-- WHAT YOU WILL DO --
Transcribe each line of the records below exactly, excluding any embedded images.

(Data entries for graphics)
◇ ◇ ◇ ◇ ◇

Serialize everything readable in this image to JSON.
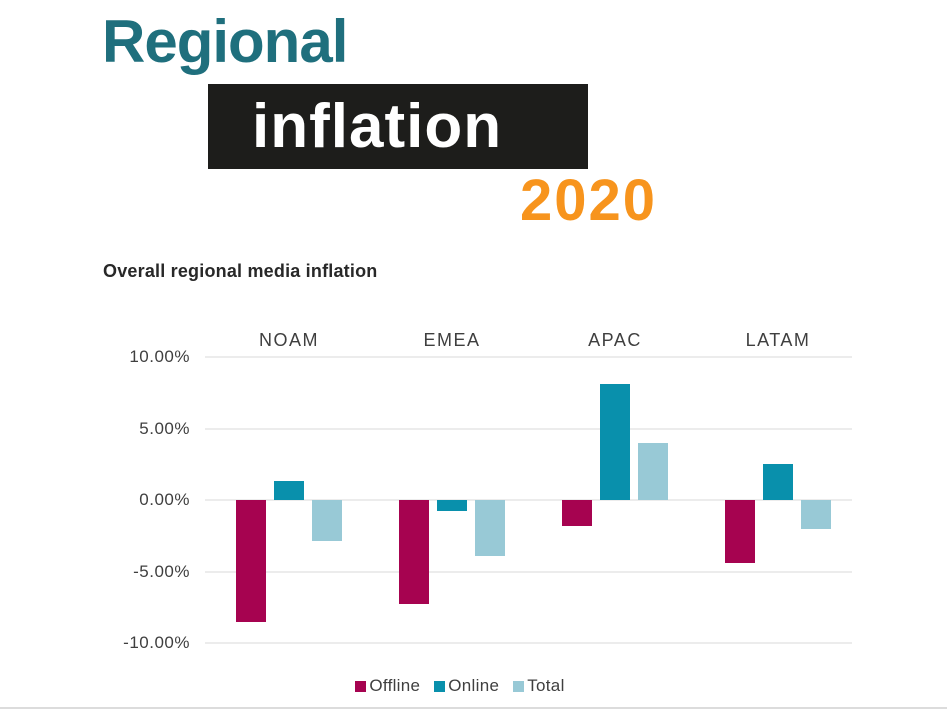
{
  "page": {
    "background": "#FFFFFF"
  },
  "header": {
    "title_line1": "Regional",
    "title_line2": "inflation",
    "year": "2020",
    "colors": {
      "title_teal": "#1F6F7D",
      "box_background": "#1D1D1B",
      "box_text": "#FFFFFF",
      "year_orange": "#F7941D"
    }
  },
  "chart_data": {
    "type": "bar",
    "title": "Overall regional media inflation",
    "categories": [
      "NOAM",
      "EMEA",
      "APAC",
      "LATAM"
    ],
    "series": [
      {
        "name": "Offline",
        "color": "#A60350",
        "values": [
          -8.5,
          -7.3,
          -1.8,
          -4.4
        ]
      },
      {
        "name": "Online",
        "color": "#0990AC",
        "values": [
          1.3,
          -0.8,
          8.1,
          2.5
        ]
      },
      {
        "name": "Total",
        "color": "#98C9D6",
        "values": [
          -2.9,
          -3.9,
          4.0,
          -2.0
        ]
      }
    ],
    "xlabel": "",
    "ylabel": "",
    "ylim": [
      -10,
      10
    ],
    "yticks": [
      10,
      5,
      0,
      -5,
      -10
    ],
    "ytick_labels": [
      "10.00%",
      "5.00%",
      "0.00%",
      "-5.00%",
      "-10.00%"
    ],
    "grid": true,
    "legend_position": "bottom"
  }
}
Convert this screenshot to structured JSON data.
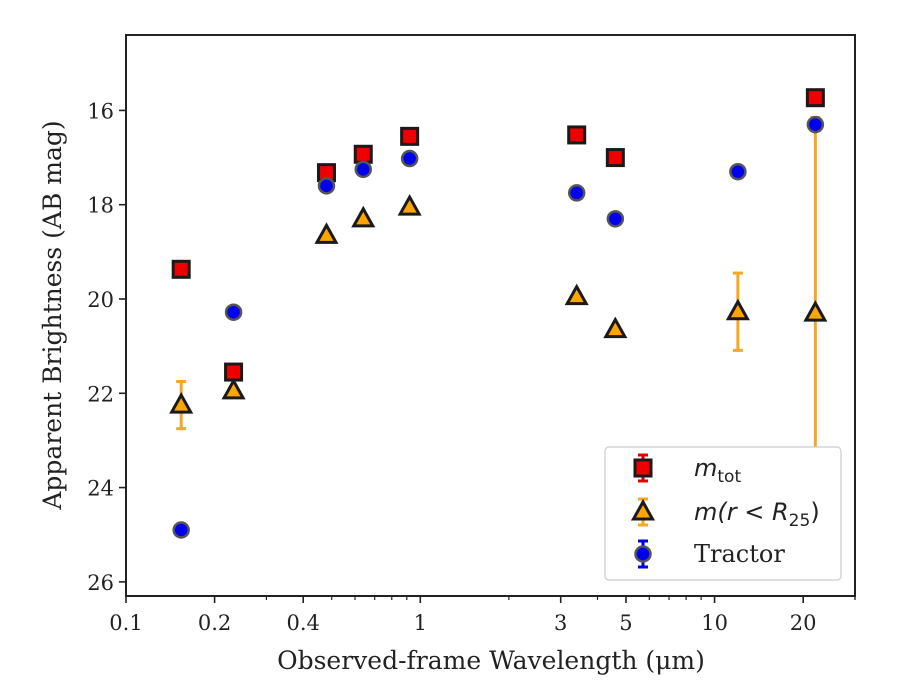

◇ ◇ ◇ ◇ ◇

-- SOLUTION --
Serialize everything readable in this image to JSON.
{
  "page": {
    "background": "#FFFFFF"
  },
  "header": {
    "title_line1": "Regional",
    "title_line2": "inflation",
    "year": "2020",
    "colors": {
      "title_teal": "#1F6F7D",
      "box_background": "#1D1D1B",
      "box_text": "#FFFFFF",
      "year_orange": "#F7941D"
    }
  },
  "chart_data": {
    "type": "bar",
    "title": "Overall regional media inflation",
    "categories": [
      "NOAM",
      "EMEA",
      "APAC",
      "LATAM"
    ],
    "series": [
      {
        "name": "Offline",
        "color": "#A60350",
        "values": [
          -8.5,
          -7.3,
          -1.8,
          -4.4
        ]
      },
      {
        "name": "Online",
        "color": "#0990AC",
        "values": [
          1.3,
          -0.8,
          8.1,
          2.5
        ]
      },
      {
        "name": "Total",
        "color": "#98C9D6",
        "values": [
          -2.9,
          -3.9,
          4.0,
          -2.0
        ]
      }
    ],
    "xlabel": "",
    "ylabel": "",
    "ylim": [
      -10,
      10
    ],
    "yticks": [
      10,
      5,
      0,
      -5,
      -10
    ],
    "ytick_labels": [
      "10.00%",
      "5.00%",
      "0.00%",
      "-5.00%",
      "-10.00%"
    ],
    "grid": true,
    "legend_position": "bottom"
  }
}
Convert this screenshot to structured JSON data.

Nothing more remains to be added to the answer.